Task statement => Find every line in the records that holds the string "sRGB". Copy each one.

Part of a data file
=====
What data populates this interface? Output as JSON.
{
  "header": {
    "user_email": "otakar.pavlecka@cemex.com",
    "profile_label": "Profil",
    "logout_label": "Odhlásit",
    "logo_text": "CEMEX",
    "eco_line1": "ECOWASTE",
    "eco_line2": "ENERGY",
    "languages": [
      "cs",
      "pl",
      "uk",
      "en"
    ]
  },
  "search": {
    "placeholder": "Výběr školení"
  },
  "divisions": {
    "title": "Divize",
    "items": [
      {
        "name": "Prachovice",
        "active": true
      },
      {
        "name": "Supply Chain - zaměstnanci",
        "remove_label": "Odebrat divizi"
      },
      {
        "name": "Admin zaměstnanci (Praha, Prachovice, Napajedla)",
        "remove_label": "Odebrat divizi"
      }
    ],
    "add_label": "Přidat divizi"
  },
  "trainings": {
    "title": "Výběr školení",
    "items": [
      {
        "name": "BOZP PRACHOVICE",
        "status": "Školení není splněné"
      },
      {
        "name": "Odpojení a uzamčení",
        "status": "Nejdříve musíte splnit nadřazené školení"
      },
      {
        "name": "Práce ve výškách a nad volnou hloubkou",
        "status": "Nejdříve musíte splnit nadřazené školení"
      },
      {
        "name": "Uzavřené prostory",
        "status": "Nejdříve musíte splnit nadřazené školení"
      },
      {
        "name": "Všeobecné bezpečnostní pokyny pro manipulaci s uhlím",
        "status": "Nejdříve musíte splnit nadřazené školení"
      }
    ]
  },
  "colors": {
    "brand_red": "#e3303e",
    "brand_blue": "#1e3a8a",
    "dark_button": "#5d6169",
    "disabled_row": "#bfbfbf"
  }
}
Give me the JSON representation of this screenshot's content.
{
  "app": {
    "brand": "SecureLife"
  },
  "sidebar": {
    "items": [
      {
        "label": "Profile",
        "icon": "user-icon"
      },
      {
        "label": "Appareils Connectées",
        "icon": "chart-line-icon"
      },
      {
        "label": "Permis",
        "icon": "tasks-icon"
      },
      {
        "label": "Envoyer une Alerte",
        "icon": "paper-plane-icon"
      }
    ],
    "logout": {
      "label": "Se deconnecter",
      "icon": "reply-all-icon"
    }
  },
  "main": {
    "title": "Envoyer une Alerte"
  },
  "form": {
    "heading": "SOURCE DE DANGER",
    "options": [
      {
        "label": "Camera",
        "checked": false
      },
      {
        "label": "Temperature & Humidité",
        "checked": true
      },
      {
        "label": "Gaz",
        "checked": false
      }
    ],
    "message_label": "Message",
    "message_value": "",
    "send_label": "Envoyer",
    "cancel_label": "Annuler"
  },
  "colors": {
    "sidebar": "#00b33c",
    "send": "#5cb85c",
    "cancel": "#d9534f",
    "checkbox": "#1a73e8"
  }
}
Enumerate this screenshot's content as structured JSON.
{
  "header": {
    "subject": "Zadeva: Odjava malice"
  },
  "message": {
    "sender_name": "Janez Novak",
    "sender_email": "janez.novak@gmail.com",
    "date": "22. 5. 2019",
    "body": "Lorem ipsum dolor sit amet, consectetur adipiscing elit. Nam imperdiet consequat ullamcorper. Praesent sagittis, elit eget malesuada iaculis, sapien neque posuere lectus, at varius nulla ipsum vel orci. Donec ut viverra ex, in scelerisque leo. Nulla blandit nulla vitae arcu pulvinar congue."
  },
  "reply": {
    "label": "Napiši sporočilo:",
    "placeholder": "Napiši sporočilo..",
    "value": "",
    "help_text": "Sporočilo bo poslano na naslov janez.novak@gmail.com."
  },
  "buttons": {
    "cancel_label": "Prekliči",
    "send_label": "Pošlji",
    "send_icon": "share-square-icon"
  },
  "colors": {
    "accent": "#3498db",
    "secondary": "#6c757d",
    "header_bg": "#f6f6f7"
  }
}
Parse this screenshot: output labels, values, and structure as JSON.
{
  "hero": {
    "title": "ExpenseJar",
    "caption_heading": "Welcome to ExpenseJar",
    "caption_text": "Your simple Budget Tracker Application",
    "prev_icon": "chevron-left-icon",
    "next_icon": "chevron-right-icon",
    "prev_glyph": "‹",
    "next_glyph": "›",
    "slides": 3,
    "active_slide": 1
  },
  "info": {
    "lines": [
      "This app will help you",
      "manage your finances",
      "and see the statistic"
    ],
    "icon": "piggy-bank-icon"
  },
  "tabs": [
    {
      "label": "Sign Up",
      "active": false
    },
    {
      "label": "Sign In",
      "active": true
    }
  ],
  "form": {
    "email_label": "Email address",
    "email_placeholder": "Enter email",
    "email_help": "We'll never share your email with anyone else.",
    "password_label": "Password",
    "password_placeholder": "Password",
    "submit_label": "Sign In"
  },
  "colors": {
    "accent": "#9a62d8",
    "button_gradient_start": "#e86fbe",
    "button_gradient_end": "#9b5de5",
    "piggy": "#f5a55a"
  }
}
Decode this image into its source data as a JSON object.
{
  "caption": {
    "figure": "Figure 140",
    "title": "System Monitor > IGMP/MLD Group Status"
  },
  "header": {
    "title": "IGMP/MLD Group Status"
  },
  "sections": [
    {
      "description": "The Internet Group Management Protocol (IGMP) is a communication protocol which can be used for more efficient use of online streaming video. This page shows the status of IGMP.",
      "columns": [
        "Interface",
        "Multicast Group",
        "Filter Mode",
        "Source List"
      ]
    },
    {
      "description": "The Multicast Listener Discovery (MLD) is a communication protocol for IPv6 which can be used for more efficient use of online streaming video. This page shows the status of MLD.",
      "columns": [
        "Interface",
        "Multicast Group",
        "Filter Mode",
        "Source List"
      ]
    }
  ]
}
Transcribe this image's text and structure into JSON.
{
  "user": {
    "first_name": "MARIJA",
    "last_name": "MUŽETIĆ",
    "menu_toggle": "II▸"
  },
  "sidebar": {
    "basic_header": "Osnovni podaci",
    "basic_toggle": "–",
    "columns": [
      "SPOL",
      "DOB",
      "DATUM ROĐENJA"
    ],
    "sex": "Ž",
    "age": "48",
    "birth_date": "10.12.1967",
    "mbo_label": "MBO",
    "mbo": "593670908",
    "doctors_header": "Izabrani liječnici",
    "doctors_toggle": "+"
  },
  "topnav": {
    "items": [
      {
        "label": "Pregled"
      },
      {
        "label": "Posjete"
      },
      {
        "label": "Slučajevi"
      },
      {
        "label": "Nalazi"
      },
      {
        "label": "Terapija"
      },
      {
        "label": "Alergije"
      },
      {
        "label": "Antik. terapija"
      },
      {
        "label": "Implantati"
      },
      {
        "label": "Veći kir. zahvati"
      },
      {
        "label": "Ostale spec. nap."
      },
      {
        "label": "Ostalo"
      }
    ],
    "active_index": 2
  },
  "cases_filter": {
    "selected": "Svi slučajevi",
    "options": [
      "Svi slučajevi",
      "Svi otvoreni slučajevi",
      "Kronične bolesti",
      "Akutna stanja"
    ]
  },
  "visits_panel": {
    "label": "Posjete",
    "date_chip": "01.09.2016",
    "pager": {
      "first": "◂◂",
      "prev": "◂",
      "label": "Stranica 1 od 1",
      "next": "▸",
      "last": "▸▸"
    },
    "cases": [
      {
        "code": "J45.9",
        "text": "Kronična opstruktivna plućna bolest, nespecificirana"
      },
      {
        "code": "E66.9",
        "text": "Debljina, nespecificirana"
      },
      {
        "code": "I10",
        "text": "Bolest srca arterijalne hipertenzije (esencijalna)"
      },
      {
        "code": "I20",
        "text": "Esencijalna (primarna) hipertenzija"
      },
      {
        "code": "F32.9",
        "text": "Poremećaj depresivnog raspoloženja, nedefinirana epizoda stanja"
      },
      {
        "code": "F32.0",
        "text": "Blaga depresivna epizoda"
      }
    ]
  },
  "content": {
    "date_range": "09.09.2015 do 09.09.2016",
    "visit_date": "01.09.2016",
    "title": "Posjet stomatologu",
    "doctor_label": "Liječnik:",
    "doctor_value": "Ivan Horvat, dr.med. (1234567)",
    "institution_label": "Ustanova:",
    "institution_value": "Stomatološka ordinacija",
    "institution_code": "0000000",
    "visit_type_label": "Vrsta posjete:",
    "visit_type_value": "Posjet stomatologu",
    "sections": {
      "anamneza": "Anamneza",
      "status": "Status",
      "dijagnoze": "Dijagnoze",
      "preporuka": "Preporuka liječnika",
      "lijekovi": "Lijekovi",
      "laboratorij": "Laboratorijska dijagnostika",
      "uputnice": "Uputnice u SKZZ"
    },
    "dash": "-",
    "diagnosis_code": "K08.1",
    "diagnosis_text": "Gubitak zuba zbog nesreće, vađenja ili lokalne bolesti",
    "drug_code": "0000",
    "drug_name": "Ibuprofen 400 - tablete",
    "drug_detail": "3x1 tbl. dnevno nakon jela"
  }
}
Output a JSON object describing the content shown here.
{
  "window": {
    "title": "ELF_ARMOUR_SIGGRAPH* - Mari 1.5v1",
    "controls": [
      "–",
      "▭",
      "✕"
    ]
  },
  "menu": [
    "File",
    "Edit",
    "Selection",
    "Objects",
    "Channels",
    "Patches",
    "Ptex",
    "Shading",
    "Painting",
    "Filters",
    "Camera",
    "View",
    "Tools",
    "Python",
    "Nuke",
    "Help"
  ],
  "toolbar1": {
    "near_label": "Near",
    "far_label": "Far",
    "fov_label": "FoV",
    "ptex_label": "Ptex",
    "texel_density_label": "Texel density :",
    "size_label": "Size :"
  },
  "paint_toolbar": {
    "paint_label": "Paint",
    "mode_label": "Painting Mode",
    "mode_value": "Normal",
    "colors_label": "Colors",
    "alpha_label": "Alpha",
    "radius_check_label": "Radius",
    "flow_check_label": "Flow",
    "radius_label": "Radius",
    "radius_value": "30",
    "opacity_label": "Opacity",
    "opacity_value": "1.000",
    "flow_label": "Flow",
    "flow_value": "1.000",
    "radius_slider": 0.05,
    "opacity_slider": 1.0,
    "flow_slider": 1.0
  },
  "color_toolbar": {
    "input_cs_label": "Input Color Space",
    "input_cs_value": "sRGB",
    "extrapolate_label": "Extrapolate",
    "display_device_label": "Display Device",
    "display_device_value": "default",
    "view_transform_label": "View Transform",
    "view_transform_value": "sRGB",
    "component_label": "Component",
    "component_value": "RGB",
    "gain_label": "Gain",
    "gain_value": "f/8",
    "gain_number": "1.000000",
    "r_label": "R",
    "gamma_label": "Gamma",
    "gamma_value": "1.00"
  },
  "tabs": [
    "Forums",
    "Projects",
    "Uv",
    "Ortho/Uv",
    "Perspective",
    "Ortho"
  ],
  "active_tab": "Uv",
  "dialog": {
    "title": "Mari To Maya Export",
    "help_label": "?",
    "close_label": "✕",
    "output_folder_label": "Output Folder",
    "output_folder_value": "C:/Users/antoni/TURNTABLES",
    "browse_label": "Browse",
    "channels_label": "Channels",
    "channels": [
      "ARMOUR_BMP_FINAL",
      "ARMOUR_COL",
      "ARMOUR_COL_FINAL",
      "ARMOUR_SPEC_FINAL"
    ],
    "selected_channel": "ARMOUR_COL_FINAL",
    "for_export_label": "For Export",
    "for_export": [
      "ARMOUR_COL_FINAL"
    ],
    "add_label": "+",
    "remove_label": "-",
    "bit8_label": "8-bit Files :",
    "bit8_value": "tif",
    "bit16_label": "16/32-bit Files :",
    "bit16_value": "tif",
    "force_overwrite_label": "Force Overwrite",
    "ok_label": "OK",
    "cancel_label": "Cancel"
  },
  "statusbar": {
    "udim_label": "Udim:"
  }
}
=====
Expected answer =>
    "input_cs_value": "sRGB",
    "view_transform_value": "sRGB",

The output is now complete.